- What to produce -
Lines that contain the string "nicht" are to be copied; leave out all others.

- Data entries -

***

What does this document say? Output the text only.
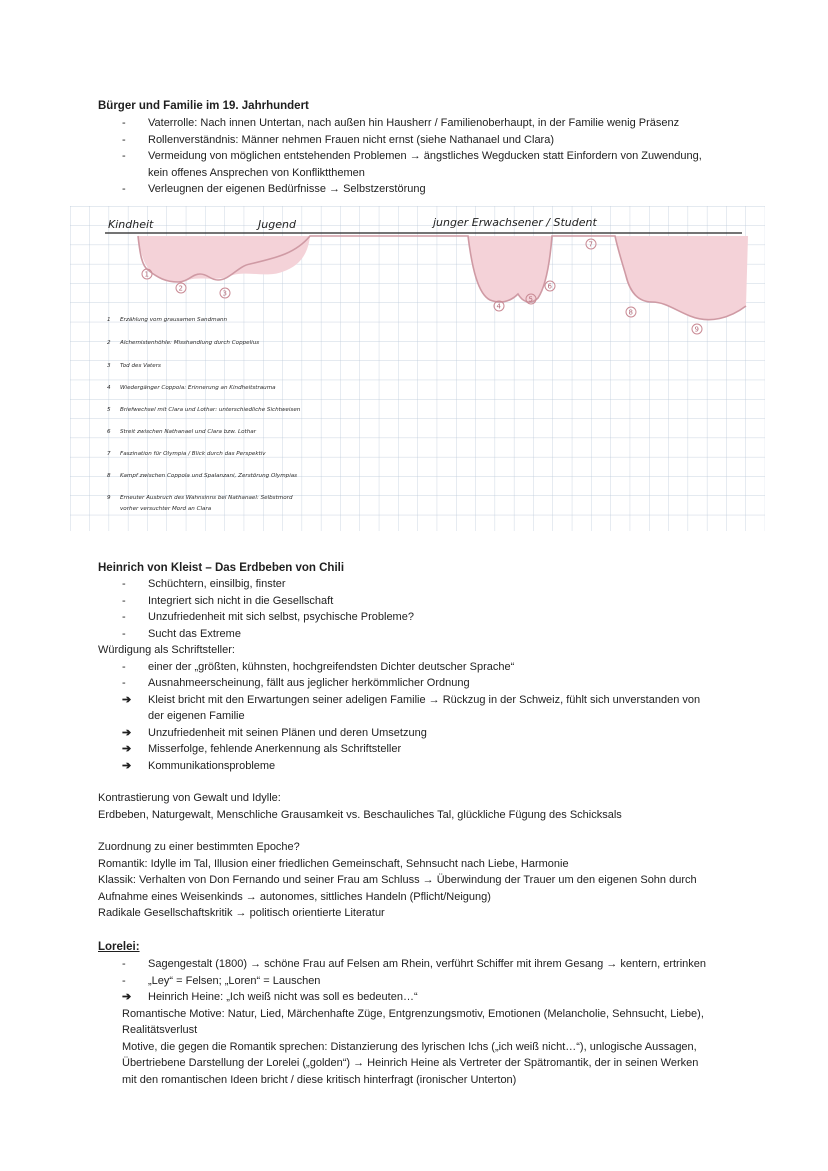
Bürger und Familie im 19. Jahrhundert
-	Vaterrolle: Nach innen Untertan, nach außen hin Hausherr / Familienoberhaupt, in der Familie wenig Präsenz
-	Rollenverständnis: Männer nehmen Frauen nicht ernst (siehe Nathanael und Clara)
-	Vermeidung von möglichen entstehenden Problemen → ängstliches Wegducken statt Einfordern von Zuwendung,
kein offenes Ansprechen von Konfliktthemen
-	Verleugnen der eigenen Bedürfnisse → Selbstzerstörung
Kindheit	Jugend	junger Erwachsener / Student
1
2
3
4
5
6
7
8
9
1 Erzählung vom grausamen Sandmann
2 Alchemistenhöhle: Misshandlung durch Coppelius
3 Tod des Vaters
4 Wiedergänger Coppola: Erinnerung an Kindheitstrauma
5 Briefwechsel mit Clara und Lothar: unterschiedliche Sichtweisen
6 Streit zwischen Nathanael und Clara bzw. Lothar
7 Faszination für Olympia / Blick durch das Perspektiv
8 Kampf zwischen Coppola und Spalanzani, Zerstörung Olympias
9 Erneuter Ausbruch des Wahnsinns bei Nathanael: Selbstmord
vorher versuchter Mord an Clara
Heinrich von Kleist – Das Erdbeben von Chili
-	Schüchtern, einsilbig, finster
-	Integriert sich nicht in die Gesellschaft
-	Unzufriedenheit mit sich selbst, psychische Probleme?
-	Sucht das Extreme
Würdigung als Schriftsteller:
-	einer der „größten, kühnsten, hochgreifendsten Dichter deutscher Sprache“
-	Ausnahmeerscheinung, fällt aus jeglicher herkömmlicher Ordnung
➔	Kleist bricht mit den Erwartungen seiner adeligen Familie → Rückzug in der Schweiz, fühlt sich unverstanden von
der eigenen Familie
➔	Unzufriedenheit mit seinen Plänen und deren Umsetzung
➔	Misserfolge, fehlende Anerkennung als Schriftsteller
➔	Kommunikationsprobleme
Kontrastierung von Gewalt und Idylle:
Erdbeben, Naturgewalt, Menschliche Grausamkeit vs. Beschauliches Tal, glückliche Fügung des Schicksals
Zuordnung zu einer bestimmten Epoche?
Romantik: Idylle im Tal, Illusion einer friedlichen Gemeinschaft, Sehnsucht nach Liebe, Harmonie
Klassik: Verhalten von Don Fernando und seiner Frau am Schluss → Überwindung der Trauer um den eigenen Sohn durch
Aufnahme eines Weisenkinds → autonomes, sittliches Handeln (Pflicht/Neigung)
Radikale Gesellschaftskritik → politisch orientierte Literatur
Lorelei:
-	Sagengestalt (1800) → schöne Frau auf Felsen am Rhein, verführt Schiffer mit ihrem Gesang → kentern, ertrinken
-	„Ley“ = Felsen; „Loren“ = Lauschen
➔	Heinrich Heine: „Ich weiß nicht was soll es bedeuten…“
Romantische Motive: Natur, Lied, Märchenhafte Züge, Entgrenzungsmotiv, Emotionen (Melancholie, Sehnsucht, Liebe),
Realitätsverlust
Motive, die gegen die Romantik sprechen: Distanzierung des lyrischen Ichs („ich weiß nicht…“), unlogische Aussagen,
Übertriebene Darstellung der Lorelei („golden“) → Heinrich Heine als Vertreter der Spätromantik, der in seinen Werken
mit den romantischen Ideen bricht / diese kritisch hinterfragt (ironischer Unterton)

***

- Exercise answer -
-	Rollenverständnis: Männer nehmen Frauen nicht ernst (siehe Nathanael und Clara)
-	Integriert sich nicht in die Gesellschaft
➔	Heinrich Heine: „Ich weiß nicht was soll es bedeuten…“
Motive, die gegen die Romantik sprechen: Distanzierung des lyrischen Ichs („ich weiß nicht…“), unlogische Aussagen,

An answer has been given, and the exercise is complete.